Exercise prompt: Find every line in the records below that holds the word "транспортных", and copy each one.

Dataset rows:
— start —
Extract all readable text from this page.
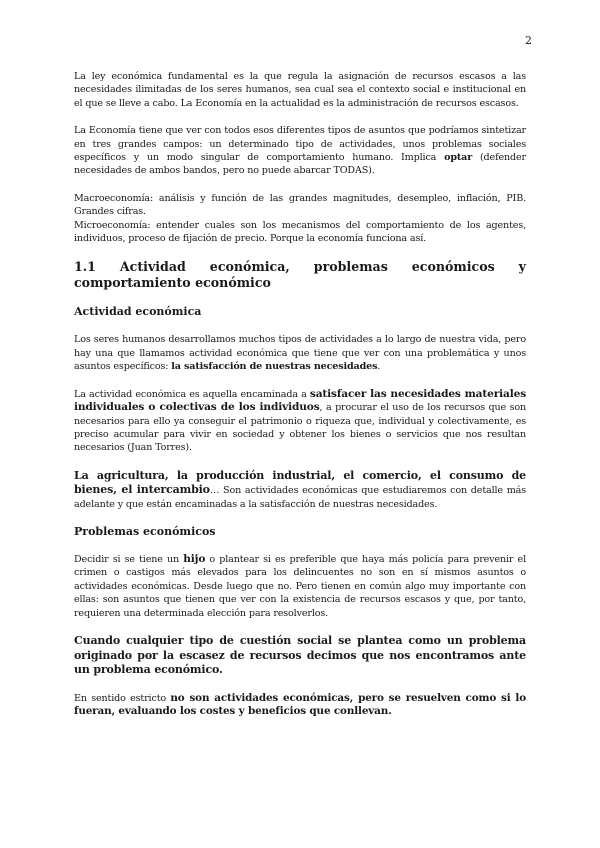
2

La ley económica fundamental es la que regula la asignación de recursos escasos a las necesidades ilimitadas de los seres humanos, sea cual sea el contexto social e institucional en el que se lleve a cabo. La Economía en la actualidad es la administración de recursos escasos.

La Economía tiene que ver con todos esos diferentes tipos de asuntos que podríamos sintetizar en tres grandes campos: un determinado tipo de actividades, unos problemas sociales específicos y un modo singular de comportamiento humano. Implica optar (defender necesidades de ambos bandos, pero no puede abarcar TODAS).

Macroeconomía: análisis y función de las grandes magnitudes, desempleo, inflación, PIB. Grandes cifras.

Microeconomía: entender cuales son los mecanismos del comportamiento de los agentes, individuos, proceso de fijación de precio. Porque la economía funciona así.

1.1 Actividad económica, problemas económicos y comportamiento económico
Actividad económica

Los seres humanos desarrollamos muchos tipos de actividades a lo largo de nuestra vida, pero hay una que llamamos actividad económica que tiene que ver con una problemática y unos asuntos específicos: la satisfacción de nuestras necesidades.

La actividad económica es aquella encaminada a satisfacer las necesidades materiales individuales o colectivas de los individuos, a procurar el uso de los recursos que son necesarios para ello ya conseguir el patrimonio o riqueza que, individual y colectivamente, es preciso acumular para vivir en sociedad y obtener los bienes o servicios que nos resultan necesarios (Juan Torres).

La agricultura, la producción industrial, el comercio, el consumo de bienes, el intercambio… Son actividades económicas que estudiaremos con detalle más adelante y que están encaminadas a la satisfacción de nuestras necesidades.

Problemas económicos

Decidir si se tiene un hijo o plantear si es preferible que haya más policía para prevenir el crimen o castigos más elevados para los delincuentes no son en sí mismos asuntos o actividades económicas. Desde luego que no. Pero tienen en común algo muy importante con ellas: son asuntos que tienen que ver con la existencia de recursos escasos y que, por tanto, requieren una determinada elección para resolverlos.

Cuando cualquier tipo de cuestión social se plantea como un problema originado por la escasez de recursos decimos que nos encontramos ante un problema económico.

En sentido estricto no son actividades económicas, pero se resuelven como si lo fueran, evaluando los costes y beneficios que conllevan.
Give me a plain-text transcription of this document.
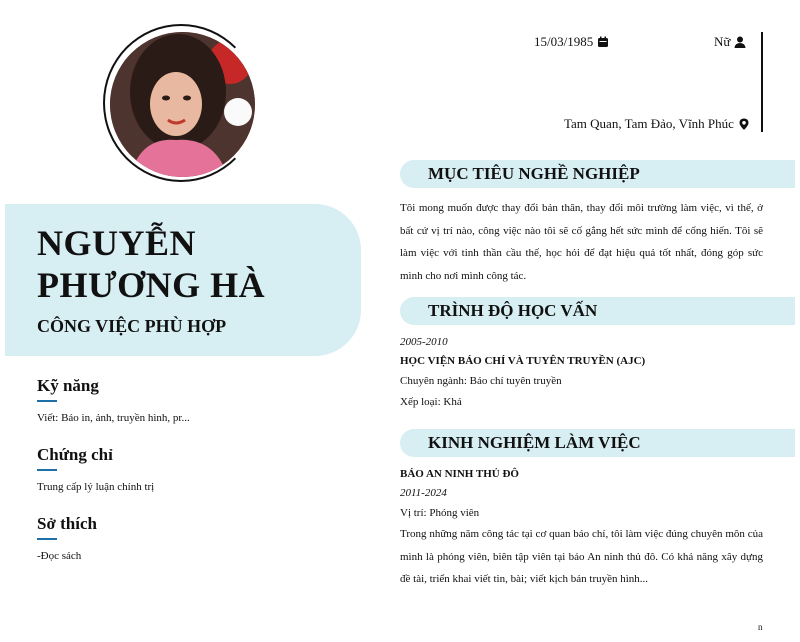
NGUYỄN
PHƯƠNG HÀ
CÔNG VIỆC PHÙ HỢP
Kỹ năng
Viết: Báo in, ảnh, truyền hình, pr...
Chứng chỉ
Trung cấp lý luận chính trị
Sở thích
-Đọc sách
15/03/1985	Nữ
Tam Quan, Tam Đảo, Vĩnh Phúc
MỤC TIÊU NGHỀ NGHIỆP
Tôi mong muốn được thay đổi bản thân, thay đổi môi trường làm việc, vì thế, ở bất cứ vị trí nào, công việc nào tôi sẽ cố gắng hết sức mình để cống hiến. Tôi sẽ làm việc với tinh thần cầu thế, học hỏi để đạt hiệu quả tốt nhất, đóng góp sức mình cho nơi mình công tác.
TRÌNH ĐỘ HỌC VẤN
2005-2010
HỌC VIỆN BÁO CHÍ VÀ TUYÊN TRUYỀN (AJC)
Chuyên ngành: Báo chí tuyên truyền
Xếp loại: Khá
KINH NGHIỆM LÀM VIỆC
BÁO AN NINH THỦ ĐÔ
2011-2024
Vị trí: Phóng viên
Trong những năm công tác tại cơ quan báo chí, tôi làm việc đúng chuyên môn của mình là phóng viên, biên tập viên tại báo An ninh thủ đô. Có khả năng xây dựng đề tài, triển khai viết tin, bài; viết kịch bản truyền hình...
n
— end —
— start —
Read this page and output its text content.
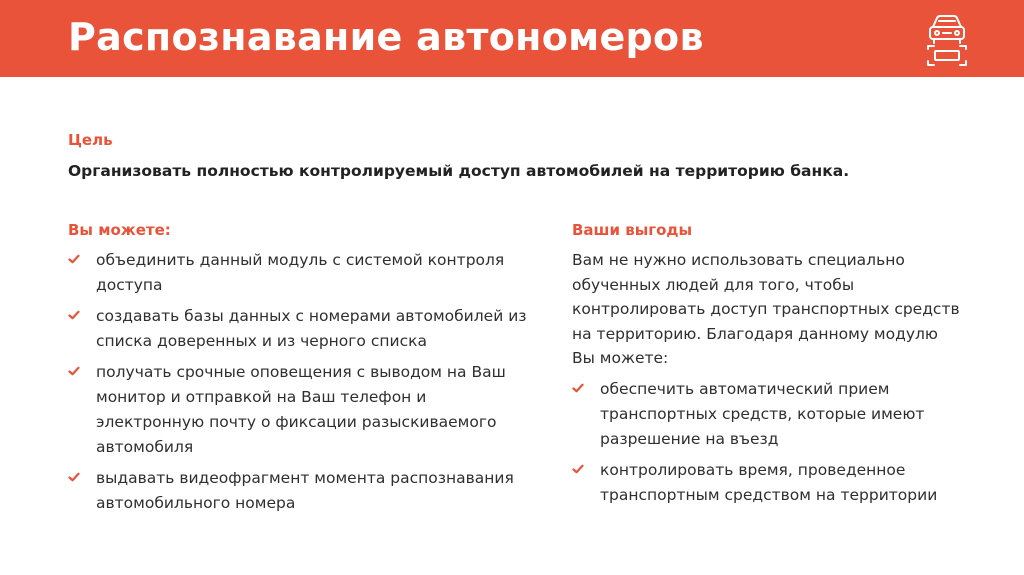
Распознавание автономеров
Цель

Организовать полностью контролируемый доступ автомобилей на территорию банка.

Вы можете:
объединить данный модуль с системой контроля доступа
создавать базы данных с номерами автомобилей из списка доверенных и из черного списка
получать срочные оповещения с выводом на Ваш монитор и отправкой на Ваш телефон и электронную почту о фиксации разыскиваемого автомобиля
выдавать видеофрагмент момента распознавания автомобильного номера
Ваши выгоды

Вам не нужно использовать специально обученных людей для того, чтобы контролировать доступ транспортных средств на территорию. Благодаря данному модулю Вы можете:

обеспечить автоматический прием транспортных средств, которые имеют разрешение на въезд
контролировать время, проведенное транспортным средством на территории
— end —
— start —
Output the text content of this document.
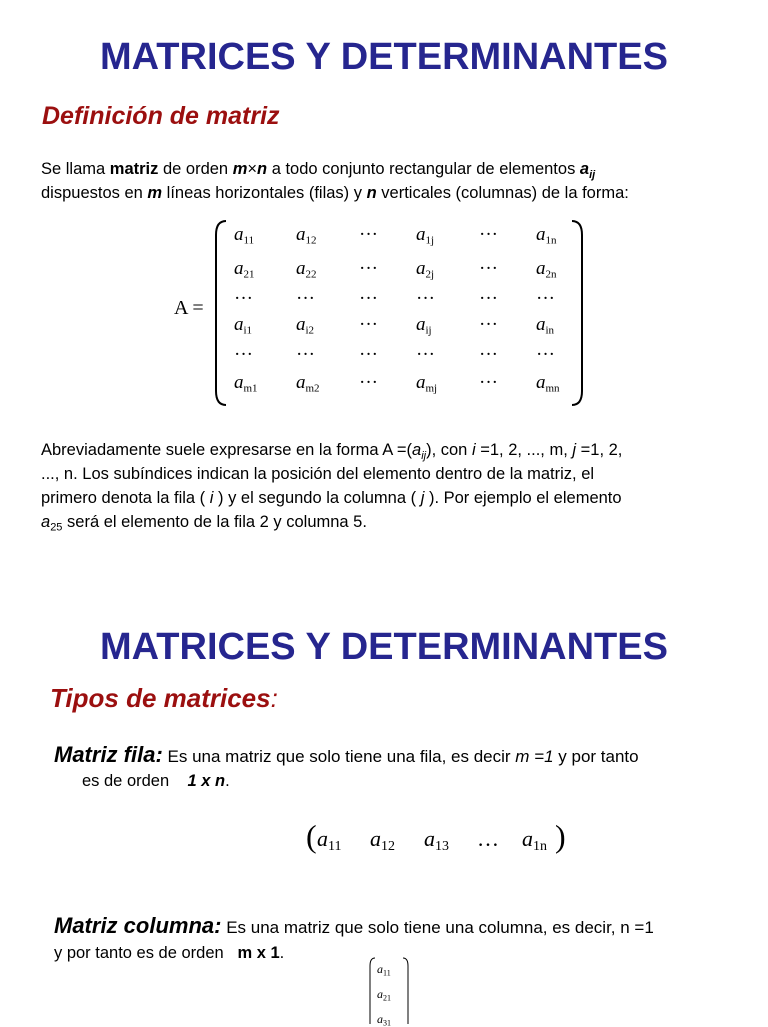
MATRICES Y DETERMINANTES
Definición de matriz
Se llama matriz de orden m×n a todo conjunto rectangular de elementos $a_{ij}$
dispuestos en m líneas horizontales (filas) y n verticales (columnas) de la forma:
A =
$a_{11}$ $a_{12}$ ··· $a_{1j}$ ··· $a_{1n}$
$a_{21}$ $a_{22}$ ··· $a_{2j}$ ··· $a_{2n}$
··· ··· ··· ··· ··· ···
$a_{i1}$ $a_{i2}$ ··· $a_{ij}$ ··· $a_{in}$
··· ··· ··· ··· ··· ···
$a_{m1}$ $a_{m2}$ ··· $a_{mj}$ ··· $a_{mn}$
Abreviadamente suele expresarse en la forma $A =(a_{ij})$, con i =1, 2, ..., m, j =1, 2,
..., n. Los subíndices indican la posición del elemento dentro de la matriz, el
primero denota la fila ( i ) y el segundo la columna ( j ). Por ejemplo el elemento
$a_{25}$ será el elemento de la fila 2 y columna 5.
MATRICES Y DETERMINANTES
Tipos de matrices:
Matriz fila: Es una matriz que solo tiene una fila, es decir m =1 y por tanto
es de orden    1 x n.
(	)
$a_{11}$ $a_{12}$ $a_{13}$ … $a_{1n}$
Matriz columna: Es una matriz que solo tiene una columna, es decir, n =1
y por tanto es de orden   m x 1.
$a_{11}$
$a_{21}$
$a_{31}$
— end —
Response for this exercise:
Вам не нужно использовать специально обученных людей для того, чтобы контролировать доступ транспортных средств на территорию. Благодаря данному модулю Вы можете:
обеспечить автоматический прием транспортных средств, которые имеют разрешение на въезд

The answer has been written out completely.